*PROBLEM DETAILS*.
Extract the full set of records, then give each one again exactly.

Dataset entries:
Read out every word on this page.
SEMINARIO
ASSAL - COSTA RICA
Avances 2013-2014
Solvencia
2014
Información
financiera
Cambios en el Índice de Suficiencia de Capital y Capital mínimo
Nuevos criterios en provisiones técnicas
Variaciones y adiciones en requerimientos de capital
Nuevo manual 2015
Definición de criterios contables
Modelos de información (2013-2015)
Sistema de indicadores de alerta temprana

*TASK RESULT*.
Read out every word on this page.
SEMINARIO
ASSAL - COSTA RICA
Avances 2013-2014
Solvencia
2014
Información
financiera
Cambios en el Índice de Suficiencia de Capital y Capital mínimo
Nuevos criterios en provisiones técnicas
Variaciones y adiciones en requerimientos de capital
Nuevo manual 2015
Definición de criterios contables
Modelos de información (2013-2015)
Sistema de indicadores de alerta temprana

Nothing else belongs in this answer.